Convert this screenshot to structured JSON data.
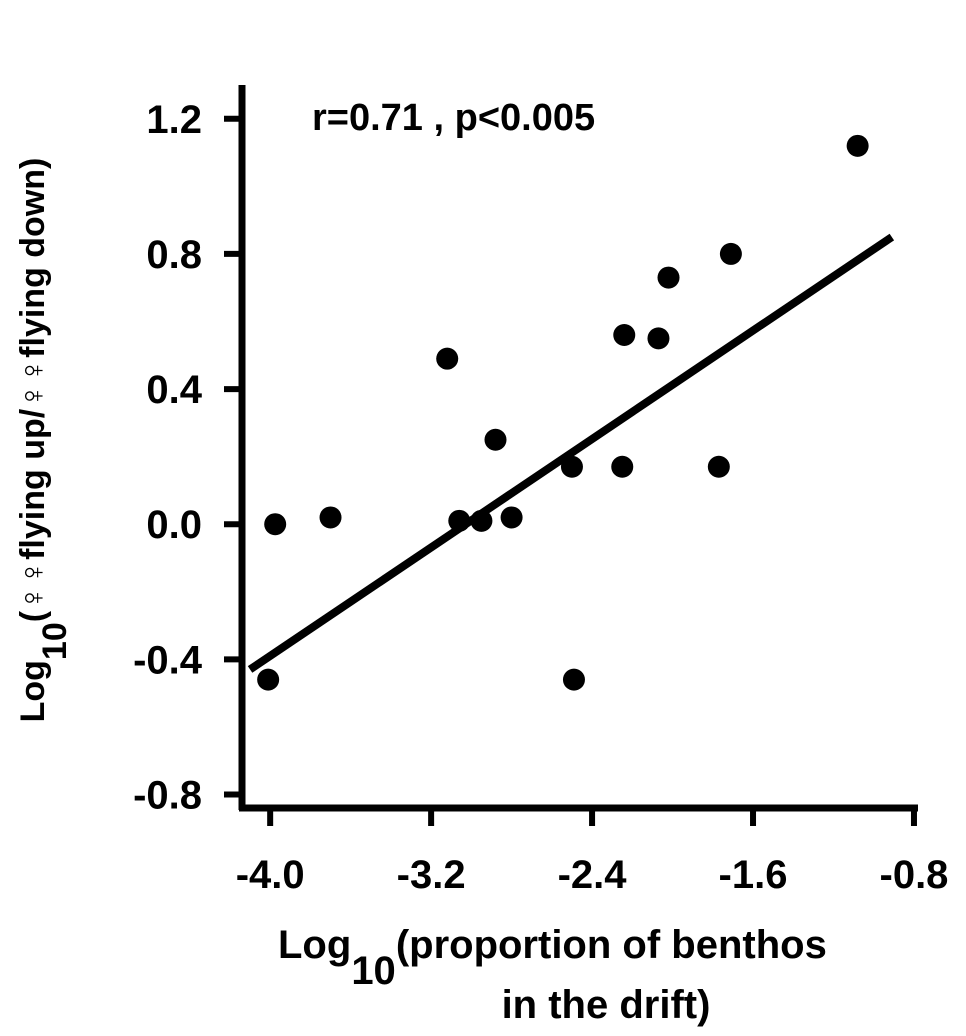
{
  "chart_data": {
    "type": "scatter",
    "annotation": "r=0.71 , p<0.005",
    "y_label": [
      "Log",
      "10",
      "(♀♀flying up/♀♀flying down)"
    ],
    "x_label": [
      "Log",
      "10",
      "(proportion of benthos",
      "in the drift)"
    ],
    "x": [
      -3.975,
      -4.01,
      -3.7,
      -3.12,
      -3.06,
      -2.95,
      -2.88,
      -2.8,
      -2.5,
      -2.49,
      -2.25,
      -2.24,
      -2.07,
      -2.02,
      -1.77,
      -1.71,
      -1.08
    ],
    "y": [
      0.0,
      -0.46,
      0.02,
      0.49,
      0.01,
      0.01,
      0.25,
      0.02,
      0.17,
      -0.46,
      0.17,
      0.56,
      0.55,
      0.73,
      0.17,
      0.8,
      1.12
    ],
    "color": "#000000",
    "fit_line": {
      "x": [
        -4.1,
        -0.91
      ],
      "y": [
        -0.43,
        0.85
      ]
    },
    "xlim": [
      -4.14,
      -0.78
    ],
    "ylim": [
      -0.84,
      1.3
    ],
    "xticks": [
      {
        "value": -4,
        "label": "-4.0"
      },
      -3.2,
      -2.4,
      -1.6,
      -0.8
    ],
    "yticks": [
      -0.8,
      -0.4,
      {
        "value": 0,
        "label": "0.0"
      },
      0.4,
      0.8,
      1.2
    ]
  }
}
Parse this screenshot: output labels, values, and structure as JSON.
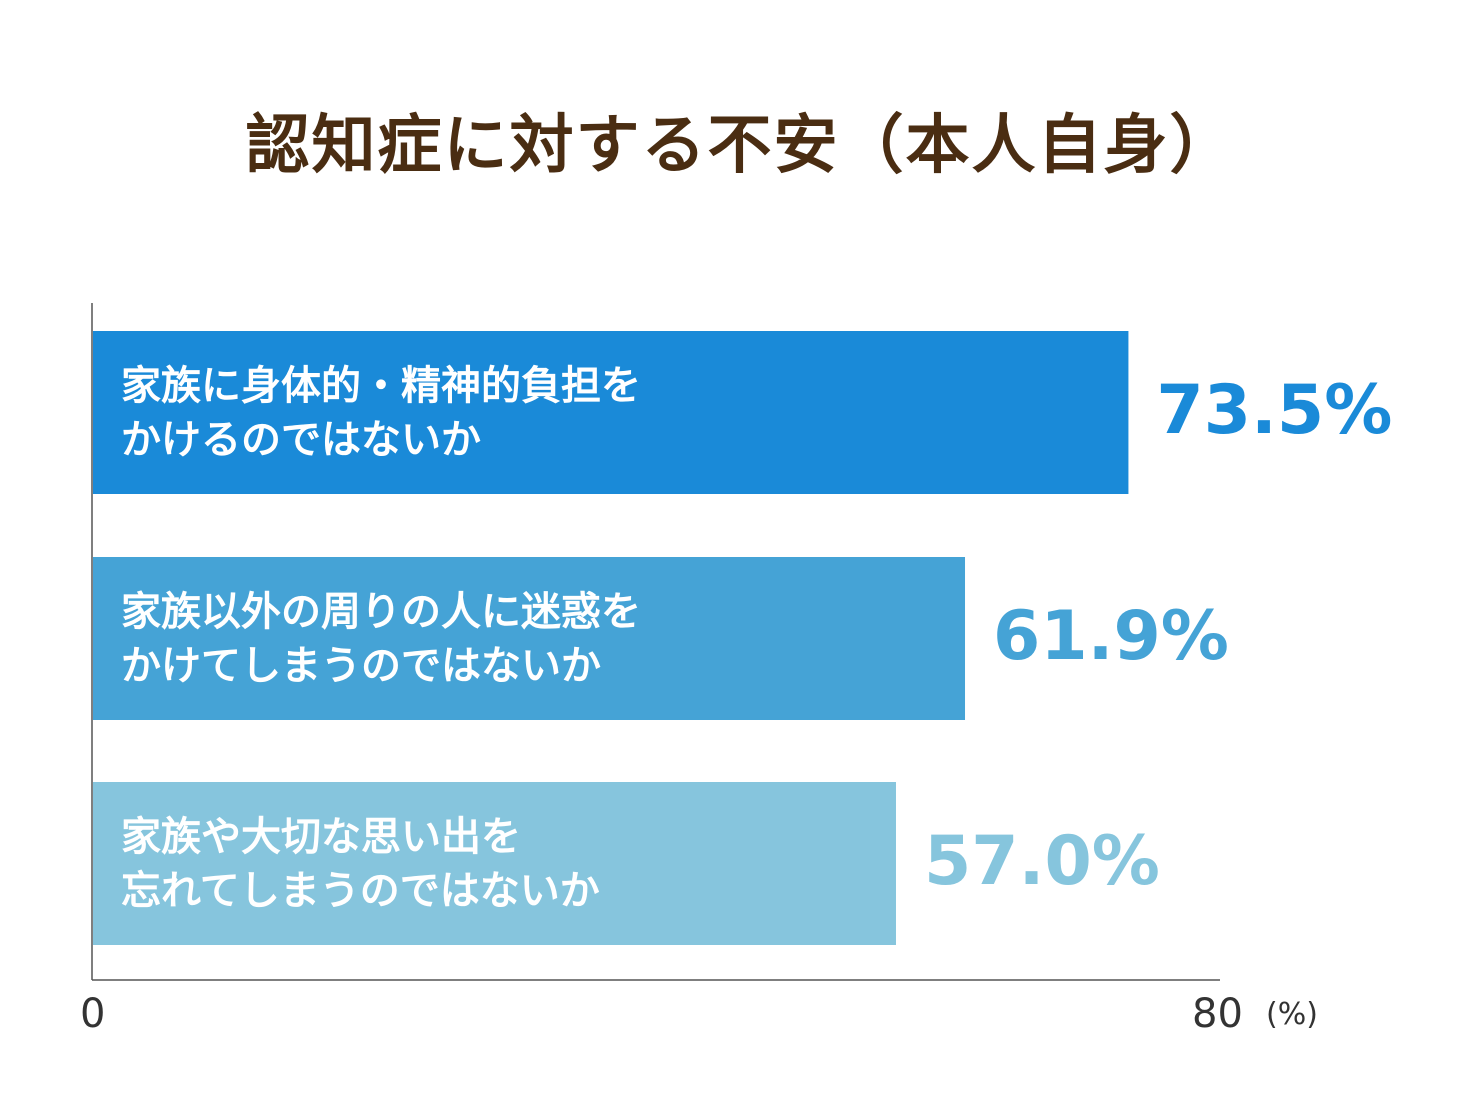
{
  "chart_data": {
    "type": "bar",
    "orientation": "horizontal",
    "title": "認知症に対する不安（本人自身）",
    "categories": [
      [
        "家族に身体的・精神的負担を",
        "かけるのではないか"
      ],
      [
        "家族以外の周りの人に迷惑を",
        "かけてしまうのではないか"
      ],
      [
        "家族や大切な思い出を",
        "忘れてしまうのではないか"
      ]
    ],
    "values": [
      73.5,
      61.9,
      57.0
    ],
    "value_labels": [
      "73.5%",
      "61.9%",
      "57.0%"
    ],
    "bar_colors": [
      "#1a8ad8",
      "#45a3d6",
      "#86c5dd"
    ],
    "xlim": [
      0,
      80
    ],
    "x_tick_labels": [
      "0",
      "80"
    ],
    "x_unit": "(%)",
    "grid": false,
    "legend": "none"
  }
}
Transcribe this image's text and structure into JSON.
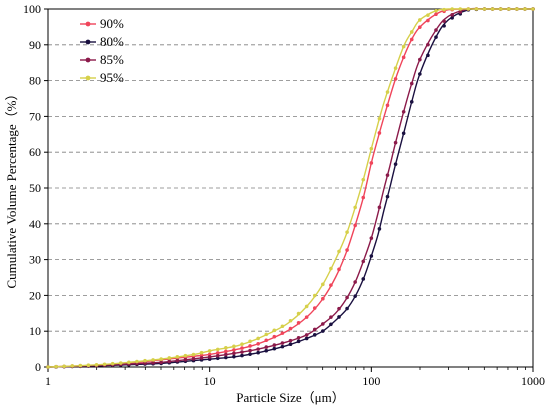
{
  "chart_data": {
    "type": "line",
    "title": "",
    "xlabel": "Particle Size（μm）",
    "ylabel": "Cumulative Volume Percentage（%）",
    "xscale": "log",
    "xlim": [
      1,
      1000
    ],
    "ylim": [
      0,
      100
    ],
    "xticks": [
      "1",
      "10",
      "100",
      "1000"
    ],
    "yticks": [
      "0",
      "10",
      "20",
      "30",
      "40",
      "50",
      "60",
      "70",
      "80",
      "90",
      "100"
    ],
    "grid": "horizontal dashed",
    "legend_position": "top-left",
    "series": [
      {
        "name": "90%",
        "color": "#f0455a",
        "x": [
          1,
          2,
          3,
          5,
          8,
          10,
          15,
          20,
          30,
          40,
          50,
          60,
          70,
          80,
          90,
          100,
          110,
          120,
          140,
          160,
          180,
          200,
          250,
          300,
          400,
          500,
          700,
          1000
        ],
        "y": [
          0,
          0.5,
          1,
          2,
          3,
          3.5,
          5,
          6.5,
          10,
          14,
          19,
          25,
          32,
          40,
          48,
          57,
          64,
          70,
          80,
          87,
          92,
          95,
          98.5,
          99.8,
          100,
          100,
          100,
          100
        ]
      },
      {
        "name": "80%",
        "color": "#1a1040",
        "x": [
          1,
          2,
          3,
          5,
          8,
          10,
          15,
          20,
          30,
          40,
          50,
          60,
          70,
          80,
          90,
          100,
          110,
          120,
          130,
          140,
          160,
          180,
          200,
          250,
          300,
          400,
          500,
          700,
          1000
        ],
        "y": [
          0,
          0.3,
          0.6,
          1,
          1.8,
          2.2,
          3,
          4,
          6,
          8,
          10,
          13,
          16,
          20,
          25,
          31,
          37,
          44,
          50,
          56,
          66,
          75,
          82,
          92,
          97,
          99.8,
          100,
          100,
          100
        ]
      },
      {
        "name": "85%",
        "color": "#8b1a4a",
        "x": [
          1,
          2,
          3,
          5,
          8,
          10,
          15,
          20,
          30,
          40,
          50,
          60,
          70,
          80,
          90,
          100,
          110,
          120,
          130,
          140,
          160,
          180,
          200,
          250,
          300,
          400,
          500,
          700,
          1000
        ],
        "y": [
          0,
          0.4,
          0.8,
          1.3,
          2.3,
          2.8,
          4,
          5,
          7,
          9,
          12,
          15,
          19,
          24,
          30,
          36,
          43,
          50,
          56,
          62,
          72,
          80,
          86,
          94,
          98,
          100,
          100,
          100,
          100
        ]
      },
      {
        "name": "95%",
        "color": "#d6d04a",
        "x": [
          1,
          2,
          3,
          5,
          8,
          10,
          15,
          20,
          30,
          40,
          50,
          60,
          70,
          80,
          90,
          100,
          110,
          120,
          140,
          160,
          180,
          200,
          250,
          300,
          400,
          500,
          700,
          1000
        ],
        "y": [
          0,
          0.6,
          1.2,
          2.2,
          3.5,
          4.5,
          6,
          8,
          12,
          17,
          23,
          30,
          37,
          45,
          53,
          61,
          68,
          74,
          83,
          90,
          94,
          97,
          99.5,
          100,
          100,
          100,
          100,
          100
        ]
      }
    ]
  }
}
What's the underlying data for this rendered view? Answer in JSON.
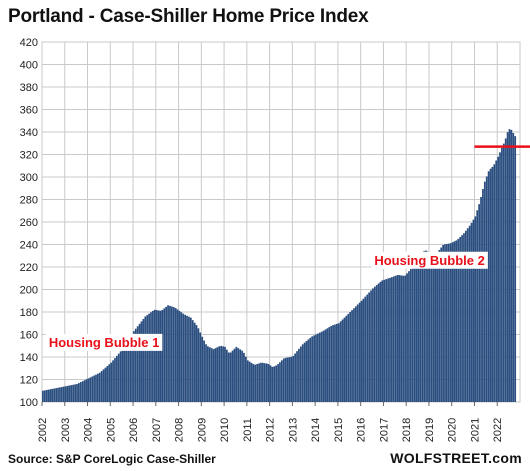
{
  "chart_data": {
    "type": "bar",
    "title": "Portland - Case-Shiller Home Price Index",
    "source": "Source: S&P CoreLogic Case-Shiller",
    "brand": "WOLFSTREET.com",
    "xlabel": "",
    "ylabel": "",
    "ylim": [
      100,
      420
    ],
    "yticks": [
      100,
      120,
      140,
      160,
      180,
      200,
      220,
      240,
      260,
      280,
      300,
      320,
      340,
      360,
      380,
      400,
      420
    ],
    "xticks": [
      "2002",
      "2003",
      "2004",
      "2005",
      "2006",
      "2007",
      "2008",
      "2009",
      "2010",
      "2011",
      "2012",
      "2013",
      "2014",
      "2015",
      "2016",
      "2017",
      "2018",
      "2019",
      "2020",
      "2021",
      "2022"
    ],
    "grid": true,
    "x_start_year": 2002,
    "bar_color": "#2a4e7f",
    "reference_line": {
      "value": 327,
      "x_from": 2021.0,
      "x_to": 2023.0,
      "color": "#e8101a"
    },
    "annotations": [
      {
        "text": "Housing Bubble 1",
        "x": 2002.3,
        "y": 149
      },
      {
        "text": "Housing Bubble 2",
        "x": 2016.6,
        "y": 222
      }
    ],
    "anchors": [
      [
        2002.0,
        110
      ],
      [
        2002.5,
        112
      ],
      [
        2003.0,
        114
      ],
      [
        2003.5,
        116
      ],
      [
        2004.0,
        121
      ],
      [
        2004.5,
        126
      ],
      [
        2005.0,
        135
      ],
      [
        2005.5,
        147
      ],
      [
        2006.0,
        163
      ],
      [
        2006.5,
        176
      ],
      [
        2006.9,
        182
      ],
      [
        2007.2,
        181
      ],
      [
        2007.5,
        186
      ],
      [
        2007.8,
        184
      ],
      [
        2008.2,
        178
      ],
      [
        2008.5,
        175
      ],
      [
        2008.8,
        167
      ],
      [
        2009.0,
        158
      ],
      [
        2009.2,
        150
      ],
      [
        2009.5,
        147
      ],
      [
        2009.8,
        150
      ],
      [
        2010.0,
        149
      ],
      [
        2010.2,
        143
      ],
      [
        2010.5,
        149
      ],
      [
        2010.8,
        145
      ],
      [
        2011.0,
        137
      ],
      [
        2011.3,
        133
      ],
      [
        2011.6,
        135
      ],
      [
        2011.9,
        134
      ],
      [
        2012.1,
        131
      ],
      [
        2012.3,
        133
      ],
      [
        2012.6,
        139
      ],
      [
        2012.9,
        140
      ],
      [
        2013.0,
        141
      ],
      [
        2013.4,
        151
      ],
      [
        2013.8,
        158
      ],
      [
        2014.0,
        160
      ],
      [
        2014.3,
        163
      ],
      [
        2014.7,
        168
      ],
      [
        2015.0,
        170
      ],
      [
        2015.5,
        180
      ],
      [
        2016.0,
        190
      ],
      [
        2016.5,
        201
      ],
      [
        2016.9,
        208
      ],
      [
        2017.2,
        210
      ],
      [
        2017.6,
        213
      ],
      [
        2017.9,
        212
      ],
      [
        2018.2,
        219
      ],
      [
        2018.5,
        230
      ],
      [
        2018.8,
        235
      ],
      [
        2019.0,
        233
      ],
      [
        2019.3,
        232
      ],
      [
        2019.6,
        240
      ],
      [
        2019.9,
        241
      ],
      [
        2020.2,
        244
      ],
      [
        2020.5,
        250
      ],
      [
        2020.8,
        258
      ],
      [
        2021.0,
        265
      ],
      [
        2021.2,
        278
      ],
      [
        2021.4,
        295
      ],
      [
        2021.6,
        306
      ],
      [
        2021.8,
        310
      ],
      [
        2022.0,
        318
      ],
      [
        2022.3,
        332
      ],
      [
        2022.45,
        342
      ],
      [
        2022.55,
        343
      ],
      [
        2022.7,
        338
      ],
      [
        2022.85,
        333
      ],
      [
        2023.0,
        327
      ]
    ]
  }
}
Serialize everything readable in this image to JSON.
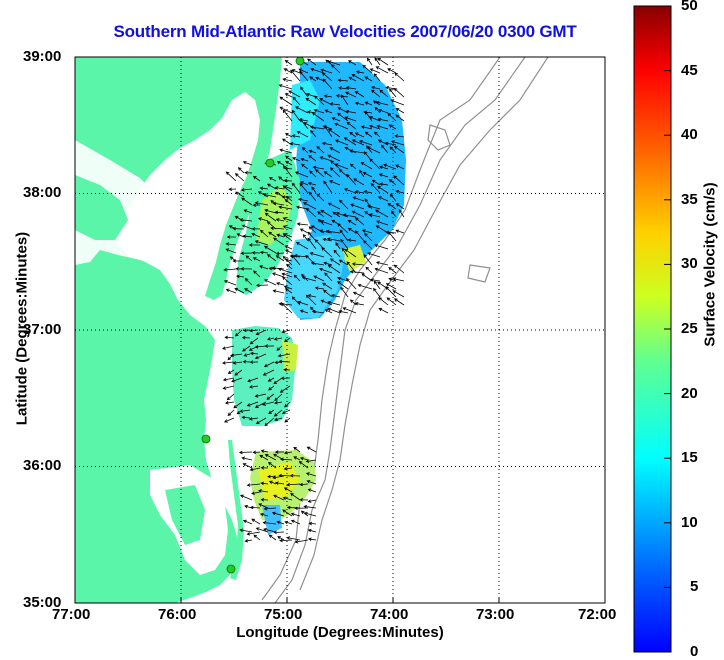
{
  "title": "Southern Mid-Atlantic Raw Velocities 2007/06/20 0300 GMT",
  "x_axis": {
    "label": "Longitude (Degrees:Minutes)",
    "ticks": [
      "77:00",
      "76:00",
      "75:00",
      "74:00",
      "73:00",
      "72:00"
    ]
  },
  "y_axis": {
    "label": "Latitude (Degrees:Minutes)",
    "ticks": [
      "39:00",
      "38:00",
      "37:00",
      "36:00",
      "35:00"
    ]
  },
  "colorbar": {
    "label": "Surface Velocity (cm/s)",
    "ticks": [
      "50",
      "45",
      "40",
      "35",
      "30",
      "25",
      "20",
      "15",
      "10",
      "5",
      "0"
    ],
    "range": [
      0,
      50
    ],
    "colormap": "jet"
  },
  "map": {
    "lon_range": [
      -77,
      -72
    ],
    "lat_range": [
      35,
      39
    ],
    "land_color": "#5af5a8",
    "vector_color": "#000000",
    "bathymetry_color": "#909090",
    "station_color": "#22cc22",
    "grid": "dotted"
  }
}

........

● **DO THIS**:
Write out, exactly as given, the line containing "Serialize everything readable" and every line after it through the end, with no pictures.

● **FULL SOLUTION**:
Serialize everything readable in this image to JSON.
{
  "title": "Southern Mid-Atlantic Raw Velocities 2007/06/20 0300 GMT",
  "x_axis": {
    "label": "Longitude (Degrees:Minutes)",
    "ticks": [
      "77:00",
      "76:00",
      "75:00",
      "74:00",
      "73:00",
      "72:00"
    ]
  },
  "y_axis": {
    "label": "Latitude (Degrees:Minutes)",
    "ticks": [
      "39:00",
      "38:00",
      "37:00",
      "36:00",
      "35:00"
    ]
  },
  "colorbar": {
    "label": "Surface Velocity (cm/s)",
    "ticks": [
      "50",
      "45",
      "40",
      "35",
      "30",
      "25",
      "20",
      "15",
      "10",
      "5",
      "0"
    ],
    "range": [
      0,
      50
    ],
    "colormap": "jet"
  },
  "map": {
    "lon_range": [
      -77,
      -72
    ],
    "lat_range": [
      35,
      39
    ],
    "land_color": "#5af5a8",
    "vector_color": "#000000",
    "bathymetry_color": "#909090",
    "station_color": "#22cc22",
    "grid": "dotted"
  }
}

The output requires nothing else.